### [Data records]
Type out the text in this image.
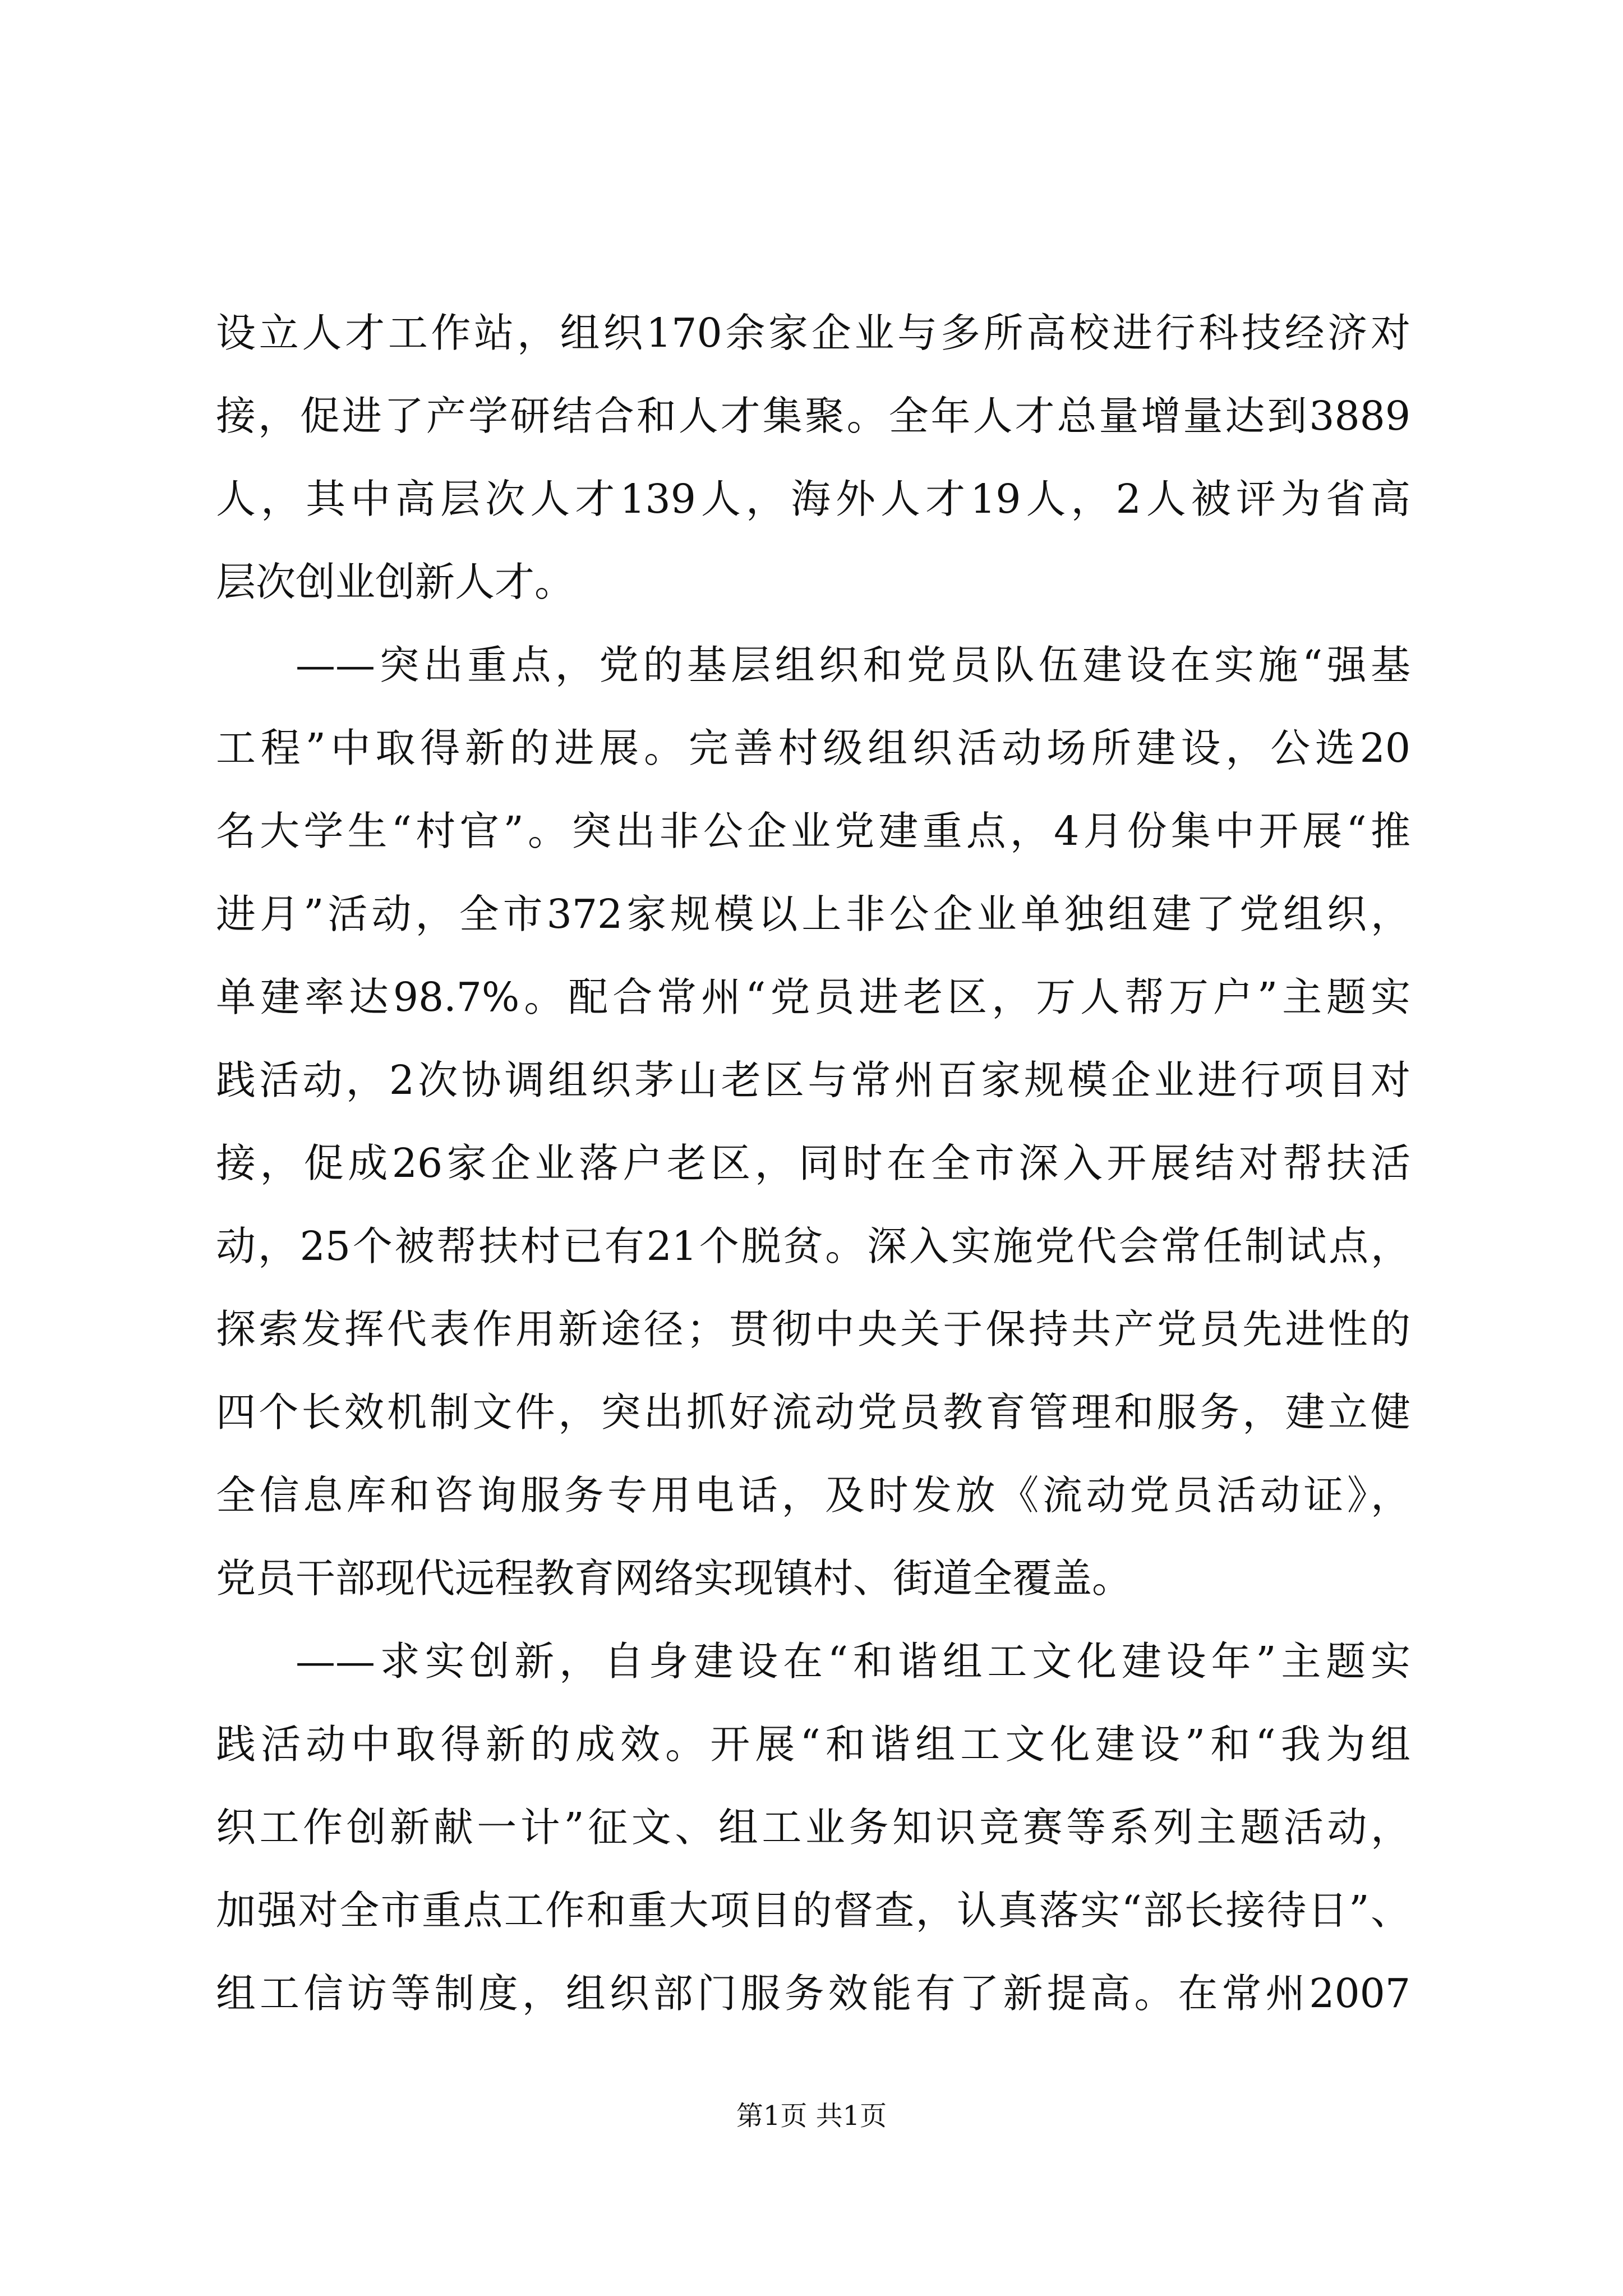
设立人才工作站，组织170余家企业与多所高校进行科技经济对
接，促进了产学研结合和人才集聚。全年人才总量增量达到3889
人，其中高层次人才139人，海外人才19人，2人被评为省高
层次创业创新人才。
——突出重点，党的基层组织和党员队伍建设在实施“强基
工程”中取得新的进展。完善村级组织活动场所建设，公选20
名大学生“村官”。突出非公企业党建重点，4月份集中开展“推
进月”活动，全市372家规模以上非公企业单独组建了党组织，
单建率达98.7%。配合常州“党员进老区，万人帮万户”主题实
践活动，2次协调组织茅山老区与常州百家规模企业进行项目对
接，促成26家企业落户老区，同时在全市深入开展结对帮扶活
动，25个被帮扶村已有21个脱贫。深入实施党代会常任制试点，
探索发挥代表作用新途径；贯彻中央关于保持共产党员先进性的
四个长效机制文件，突出抓好流动党员教育管理和服务，建立健
全信息库和咨询服务专用电话，及时发放《流动党员活动证》，
党员干部现代远程教育网络实现镇村、街道全覆盖。
——求实创新，自身建设在“和谐组工文化建设年”主题实
践活动中取得新的成效。开展“和谐组工文化建设”和“我为组
织工作创新献一计”征文、组工业务知识竞赛等系列主题活动，
加强对全市重点工作和重大项目的督查，认真落实“部长接待日”、
组工信访等制度，组织部门服务效能有了新提高。在常州2007
第1页 共1页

### [Task directions]
Each record must be quoted in full and exactly. Do not include the pictures.

### [Written response]
Type out the text in this image.
设立人才工作站，组织170余家企业与多所高校进行科技经济对
接，促进了产学研结合和人才集聚。全年人才总量增量达到3889
人，其中高层次人才139人，海外人才19人，2人被评为省高
层次创业创新人才。
——突出重点，党的基层组织和党员队伍建设在实施“强基
工程”中取得新的进展。完善村级组织活动场所建设，公选20
名大学生“村官”。突出非公企业党建重点，4月份集中开展“推
进月”活动，全市372家规模以上非公企业单独组建了党组织，
单建率达98.7%。配合常州“党员进老区，万人帮万户”主题实
践活动，2次协调组织茅山老区与常州百家规模企业进行项目对
接，促成26家企业落户老区，同时在全市深入开展结对帮扶活
动，25个被帮扶村已有21个脱贫。深入实施党代会常任制试点，
探索发挥代表作用新途径；贯彻中央关于保持共产党员先进性的
四个长效机制文件，突出抓好流动党员教育管理和服务，建立健
全信息库和咨询服务专用电话，及时发放《流动党员活动证》，
党员干部现代远程教育网络实现镇村、街道全覆盖。
——求实创新，自身建设在“和谐组工文化建设年”主题实
践活动中取得新的成效。开展“和谐组工文化建设”和“我为组
织工作创新献一计”征文、组工业务知识竞赛等系列主题活动，
加强对全市重点工作和重大项目的督查，认真落实“部长接待日”、
组工信访等制度，组织部门服务效能有了新提高。在常州2007
第1页 共1页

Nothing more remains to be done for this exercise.